▶ **TO BE DONE**: Copy the records below, putting "nav-label" in place of "sidebar-item-label" everywhere it appears and keeping everything else the same.

..............................

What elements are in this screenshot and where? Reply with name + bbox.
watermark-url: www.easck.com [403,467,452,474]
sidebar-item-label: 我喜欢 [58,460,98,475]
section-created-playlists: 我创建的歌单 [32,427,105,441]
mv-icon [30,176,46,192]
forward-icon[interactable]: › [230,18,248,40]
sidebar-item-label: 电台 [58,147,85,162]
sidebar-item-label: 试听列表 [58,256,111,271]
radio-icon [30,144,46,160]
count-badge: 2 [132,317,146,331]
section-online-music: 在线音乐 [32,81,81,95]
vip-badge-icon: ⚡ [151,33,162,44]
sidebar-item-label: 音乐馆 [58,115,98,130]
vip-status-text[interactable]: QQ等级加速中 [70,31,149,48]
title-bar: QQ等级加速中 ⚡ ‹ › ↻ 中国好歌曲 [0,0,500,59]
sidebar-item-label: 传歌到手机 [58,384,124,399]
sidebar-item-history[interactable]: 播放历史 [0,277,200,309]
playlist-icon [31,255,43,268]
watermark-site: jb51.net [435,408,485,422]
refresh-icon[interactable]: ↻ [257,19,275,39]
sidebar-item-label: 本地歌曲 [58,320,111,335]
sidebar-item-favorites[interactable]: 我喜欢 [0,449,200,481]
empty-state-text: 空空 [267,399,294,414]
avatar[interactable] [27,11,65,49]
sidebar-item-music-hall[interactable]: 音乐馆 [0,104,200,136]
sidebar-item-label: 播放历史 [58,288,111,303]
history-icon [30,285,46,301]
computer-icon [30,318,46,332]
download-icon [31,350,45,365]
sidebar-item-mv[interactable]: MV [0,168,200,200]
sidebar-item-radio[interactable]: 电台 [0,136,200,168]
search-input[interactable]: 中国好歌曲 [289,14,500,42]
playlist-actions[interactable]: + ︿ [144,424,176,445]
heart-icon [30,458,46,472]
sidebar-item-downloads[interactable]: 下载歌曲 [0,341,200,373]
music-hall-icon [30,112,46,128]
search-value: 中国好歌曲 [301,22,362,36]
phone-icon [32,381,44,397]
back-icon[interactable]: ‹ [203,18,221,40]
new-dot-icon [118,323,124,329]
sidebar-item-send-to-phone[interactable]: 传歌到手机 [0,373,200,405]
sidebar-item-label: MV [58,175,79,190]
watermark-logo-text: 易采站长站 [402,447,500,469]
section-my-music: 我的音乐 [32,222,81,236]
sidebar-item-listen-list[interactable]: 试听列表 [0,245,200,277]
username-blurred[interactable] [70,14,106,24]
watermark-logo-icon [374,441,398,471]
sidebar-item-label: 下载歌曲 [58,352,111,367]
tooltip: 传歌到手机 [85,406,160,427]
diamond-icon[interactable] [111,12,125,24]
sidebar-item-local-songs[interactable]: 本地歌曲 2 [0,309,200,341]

..............................

▶ **RESPONSE TO THE TASK**:
What elements are in this screenshot and where? Reply with name + bbox.
watermark-url: www.easck.com [403,467,452,474]
nav-label: 我喜欢 [58,460,98,475]
section-created-playlists: 我创建的歌单 [32,427,105,441]
mv-icon [30,176,46,192]
forward-icon[interactable]: › [230,18,248,40]
nav-label: 电台 [58,147,85,162]
nav-label: 试听列表 [58,256,111,271]
radio-icon [30,144,46,160]
count-badge: 2 [132,317,146,331]
section-online-music: 在线音乐 [32,81,81,95]
vip-badge-icon: ⚡ [151,33,162,44]
nav-label: 音乐馆 [58,115,98,130]
vip-status-text[interactable]: QQ等级加速中 [70,31,149,48]
title-bar: QQ等级加速中 ⚡ ‹ › ↻ 中国好歌曲 [0,0,500,59]
nav-label: 传歌到手机 [58,384,124,399]
sidebar-item-history[interactable]: 播放历史 [0,277,200,309]
playlist-icon [31,255,43,268]
watermark-site: jb51.net [435,408,485,422]
refresh-icon[interactable]: ↻ [257,19,275,39]
nav-label: 本地歌曲 [58,320,111,335]
sidebar-item-favorites[interactable]: 我喜欢 [0,449,200,481]
empty-state-text: 空空 [267,399,294,414]
avatar[interactable] [27,11,65,49]
sidebar-item-music-hall[interactable]: 音乐馆 [0,104,200,136]
nav-label: 播放历史 [58,288,111,303]
history-icon [30,285,46,301]
computer-icon [30,318,46,332]
download-icon [31,350,45,365]
sidebar-item-mv[interactable]: MV [0,168,200,200]
sidebar-item-radio[interactable]: 电台 [0,136,200,168]
search-input[interactable]: 中国好歌曲 [289,14,500,42]
playlist-actions[interactable]: + ︿ [144,424,176,445]
heart-icon [30,458,46,472]
sidebar-item-downloads[interactable]: 下载歌曲 [0,341,200,373]
music-hall-icon [30,112,46,128]
search-value: 中国好歌曲 [301,22,362,36]
phone-icon [32,381,44,397]
back-icon[interactable]: ‹ [203,18,221,40]
new-dot-icon [118,323,124,329]
sidebar-item-send-to-phone[interactable]: 传歌到手机 [0,373,200,405]
nav-label: MV [58,175,79,190]
watermark-logo-text: 易采站长站 [402,447,500,469]
section-my-music: 我的音乐 [32,222,81,236]
sidebar-item-listen-list[interactable]: 试听列表 [0,245,200,277]
username-blurred[interactable] [70,14,106,24]
watermark-logo-icon [374,441,398,471]
nav-label: 下载歌曲 [58,352,111,367]
tooltip: 传歌到手机 [85,406,160,427]
diamond-icon[interactable] [111,12,125,24]
sidebar-item-local-songs[interactable]: 本地歌曲 2 [0,309,200,341]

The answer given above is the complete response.